## begin Dataset records

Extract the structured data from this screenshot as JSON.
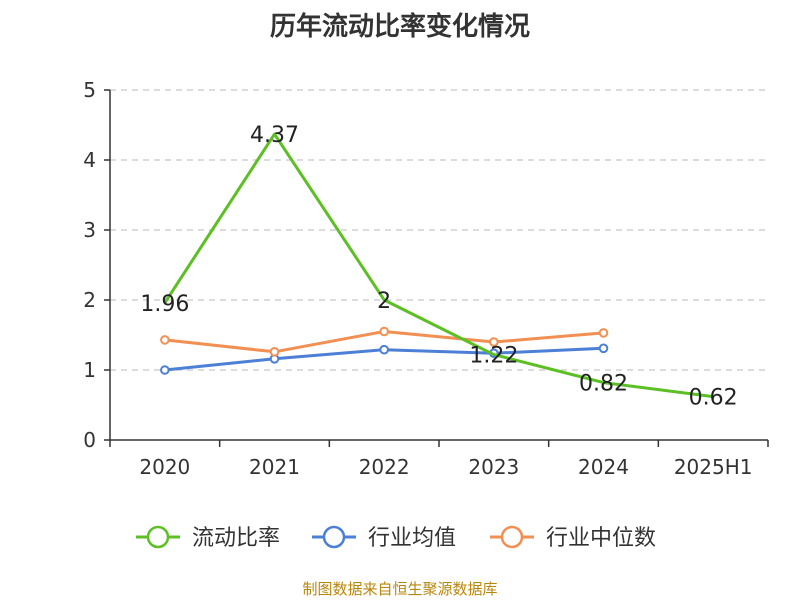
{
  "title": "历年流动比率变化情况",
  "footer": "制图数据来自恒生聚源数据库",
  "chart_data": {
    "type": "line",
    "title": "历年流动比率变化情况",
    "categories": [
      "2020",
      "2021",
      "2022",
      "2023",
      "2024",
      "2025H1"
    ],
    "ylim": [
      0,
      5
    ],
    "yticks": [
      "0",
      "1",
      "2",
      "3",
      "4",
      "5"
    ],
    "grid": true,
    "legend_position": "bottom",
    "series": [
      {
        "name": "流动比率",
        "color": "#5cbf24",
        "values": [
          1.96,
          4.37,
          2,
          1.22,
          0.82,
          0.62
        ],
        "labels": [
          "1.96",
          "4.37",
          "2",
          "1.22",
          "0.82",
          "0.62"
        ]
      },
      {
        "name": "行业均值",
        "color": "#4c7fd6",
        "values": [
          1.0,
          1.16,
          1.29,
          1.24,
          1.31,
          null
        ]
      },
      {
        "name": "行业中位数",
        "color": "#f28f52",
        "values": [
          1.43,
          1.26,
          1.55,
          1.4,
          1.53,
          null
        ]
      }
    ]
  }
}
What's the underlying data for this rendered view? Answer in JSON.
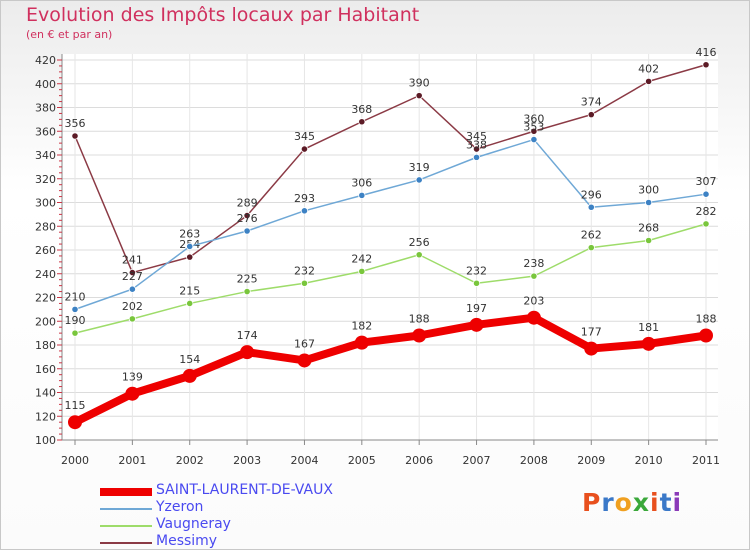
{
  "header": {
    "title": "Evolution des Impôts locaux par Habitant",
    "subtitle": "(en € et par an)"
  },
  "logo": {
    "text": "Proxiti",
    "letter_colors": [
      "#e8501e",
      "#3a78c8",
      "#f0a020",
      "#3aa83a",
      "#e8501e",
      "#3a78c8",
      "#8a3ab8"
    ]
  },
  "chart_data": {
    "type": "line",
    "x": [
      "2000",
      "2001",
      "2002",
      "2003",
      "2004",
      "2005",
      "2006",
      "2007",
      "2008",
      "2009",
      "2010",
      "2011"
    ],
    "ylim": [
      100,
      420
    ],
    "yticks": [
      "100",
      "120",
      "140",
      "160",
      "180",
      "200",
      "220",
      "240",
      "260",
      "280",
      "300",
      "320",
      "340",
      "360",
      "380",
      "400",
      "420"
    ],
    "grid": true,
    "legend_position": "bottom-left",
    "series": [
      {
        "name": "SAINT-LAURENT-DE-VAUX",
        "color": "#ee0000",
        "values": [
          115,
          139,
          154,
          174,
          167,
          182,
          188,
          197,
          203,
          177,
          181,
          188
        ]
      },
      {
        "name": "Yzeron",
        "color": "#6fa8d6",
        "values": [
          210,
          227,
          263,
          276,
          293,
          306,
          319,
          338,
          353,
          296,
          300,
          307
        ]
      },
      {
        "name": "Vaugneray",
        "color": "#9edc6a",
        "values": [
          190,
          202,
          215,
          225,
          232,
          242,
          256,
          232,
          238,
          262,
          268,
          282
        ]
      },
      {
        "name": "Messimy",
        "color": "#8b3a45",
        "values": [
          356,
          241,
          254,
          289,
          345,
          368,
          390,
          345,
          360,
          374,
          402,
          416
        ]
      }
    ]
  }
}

## end Dataset records

What you should do
Each entry must be retyped word for word, with every image omitted.

Exercise response
Extract the structured data from this screenshot as JSON.
{
  "title": "历年流动比率变化情况",
  "footer": "制图数据来自恒生聚源数据库",
  "chart_data": {
    "type": "line",
    "title": "历年流动比率变化情况",
    "categories": [
      "2020",
      "2021",
      "2022",
      "2023",
      "2024",
      "2025H1"
    ],
    "ylim": [
      0,
      5
    ],
    "yticks": [
      "0",
      "1",
      "2",
      "3",
      "4",
      "5"
    ],
    "grid": true,
    "legend_position": "bottom",
    "series": [
      {
        "name": "流动比率",
        "color": "#5cbf24",
        "values": [
          1.96,
          4.37,
          2,
          1.22,
          0.82,
          0.62
        ],
        "labels": [
          "1.96",
          "4.37",
          "2",
          "1.22",
          "0.82",
          "0.62"
        ]
      },
      {
        "name": "行业均值",
        "color": "#4c7fd6",
        "values": [
          1.0,
          1.16,
          1.29,
          1.24,
          1.31,
          null
        ]
      },
      {
        "name": "行业中位数",
        "color": "#f28f52",
        "values": [
          1.43,
          1.26,
          1.55,
          1.4,
          1.53,
          null
        ]
      }
    ]
  }
}
What's the underlying data for this rendered view? Answer in JSON.
{
  "header": {
    "title": "Evolution des Impôts locaux par Habitant",
    "subtitle": "(en € et par an)"
  },
  "logo": {
    "text": "Proxiti",
    "letter_colors": [
      "#e8501e",
      "#3a78c8",
      "#f0a020",
      "#3aa83a",
      "#e8501e",
      "#3a78c8",
      "#8a3ab8"
    ]
  },
  "chart_data": {
    "type": "line",
    "x": [
      "2000",
      "2001",
      "2002",
      "2003",
      "2004",
      "2005",
      "2006",
      "2007",
      "2008",
      "2009",
      "2010",
      "2011"
    ],
    "ylim": [
      100,
      420
    ],
    "yticks": [
      "100",
      "120",
      "140",
      "160",
      "180",
      "200",
      "220",
      "240",
      "260",
      "280",
      "300",
      "320",
      "340",
      "360",
      "380",
      "400",
      "420"
    ],
    "grid": true,
    "legend_position": "bottom-left",
    "series": [
      {
        "name": "SAINT-LAURENT-DE-VAUX",
        "color": "#ee0000",
        "values": [
          115,
          139,
          154,
          174,
          167,
          182,
          188,
          197,
          203,
          177,
          181,
          188
        ]
      },
      {
        "name": "Yzeron",
        "color": "#6fa8d6",
        "values": [
          210,
          227,
          263,
          276,
          293,
          306,
          319,
          338,
          353,
          296,
          300,
          307
        ]
      },
      {
        "name": "Vaugneray",
        "color": "#9edc6a",
        "values": [
          190,
          202,
          215,
          225,
          232,
          242,
          256,
          232,
          238,
          262,
          268,
          282
        ]
      },
      {
        "name": "Messimy",
        "color": "#8b3a45",
        "values": [
          356,
          241,
          254,
          289,
          345,
          368,
          390,
          345,
          360,
          374,
          402,
          416
        ]
      }
    ]
  }
}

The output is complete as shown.